WORK TO COMPLETE: Please print every record below exactly as it appears.

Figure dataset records

## BEGIN

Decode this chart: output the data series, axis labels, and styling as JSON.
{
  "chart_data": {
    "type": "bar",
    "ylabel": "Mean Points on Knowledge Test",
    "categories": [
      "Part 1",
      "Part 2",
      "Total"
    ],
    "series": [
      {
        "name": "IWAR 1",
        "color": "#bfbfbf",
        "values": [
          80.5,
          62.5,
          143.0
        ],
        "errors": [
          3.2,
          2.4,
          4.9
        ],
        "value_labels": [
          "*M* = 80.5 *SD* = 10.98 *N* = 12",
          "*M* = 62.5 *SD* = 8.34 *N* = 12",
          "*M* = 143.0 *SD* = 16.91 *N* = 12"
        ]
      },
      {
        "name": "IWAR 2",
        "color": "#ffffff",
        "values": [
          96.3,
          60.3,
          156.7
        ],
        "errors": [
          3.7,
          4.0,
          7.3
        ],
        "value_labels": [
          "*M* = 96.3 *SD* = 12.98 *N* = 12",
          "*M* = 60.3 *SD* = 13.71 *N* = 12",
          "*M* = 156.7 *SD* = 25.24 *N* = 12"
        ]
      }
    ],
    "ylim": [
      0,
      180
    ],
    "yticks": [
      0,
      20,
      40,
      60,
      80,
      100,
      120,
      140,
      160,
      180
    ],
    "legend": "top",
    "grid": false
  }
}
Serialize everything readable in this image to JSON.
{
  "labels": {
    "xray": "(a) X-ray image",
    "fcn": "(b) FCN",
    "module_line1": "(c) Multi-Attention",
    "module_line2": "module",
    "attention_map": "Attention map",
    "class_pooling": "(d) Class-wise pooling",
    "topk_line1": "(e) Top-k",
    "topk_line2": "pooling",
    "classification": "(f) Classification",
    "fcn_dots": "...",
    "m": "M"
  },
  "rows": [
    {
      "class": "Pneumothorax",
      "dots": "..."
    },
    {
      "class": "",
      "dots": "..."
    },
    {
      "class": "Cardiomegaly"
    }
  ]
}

## END

EXERCISE OUTPUT:
Decode this chart: output the data series, axis labels, and styling as JSON.
{
  "chart_data": {
    "type": "bar",
    "ylabel": "Mean Points on Knowledge Test",
    "categories": [
      "Part 1",
      "Part 2",
      "Total"
    ],
    "series": [
      {
        "name": "IWAR 1",
        "color": "#bfbfbf",
        "values": [
          80.5,
          62.5,
          143.0
        ],
        "errors": [
          3.2,
          2.4,
          4.9
        ],
        "value_labels": [
          "*M* = 80.5 *SD* = 10.98 *N* = 12",
          "*M* = 62.5 *SD* = 8.34 *N* = 12",
          "*M* = 143.0 *SD* = 16.91 *N* = 12"
        ]
      },
      {
        "name": "IWAR 2",
        "color": "#ffffff",
        "values": [
          96.3,
          60.3,
          156.7
        ],
        "errors": [
          3.7,
          4.0,
          7.3
        ],
        "value_labels": [
          "*M* = 96.3 *SD* = 12.98 *N* = 12",
          "*M* = 60.3 *SD* = 13.71 *N* = 12",
          "*M* = 156.7 *SD* = 25.24 *N* = 12"
        ]
      }
    ],
    "ylim": [
      0,
      180
    ],
    "yticks": [
      0,
      20,
      40,
      60,
      80,
      100,
      120,
      140,
      160,
      180
    ],
    "legend": "top",
    "grid": false
  }
}
Serialize everything readable in this image to JSON.
{
  "labels": {
    "xray": "(a) X-ray image",
    "fcn": "(b) FCN",
    "module_line1": "(c) Multi-Attention",
    "module_line2": "module",
    "attention_map": "Attention map",
    "class_pooling": "(d) Class-wise pooling",
    "topk_line1": "(e) Top-k",
    "topk_line2": "pooling",
    "classification": "(f) Classification",
    "fcn_dots": "...",
    "m": "M"
  },
  "rows": [
    {
      "class": "Pneumothorax",
      "dots": "..."
    },
    {
      "class": "",
      "dots": "..."
    },
    {
      "class": "Cardiomegaly"
    }
  ]
}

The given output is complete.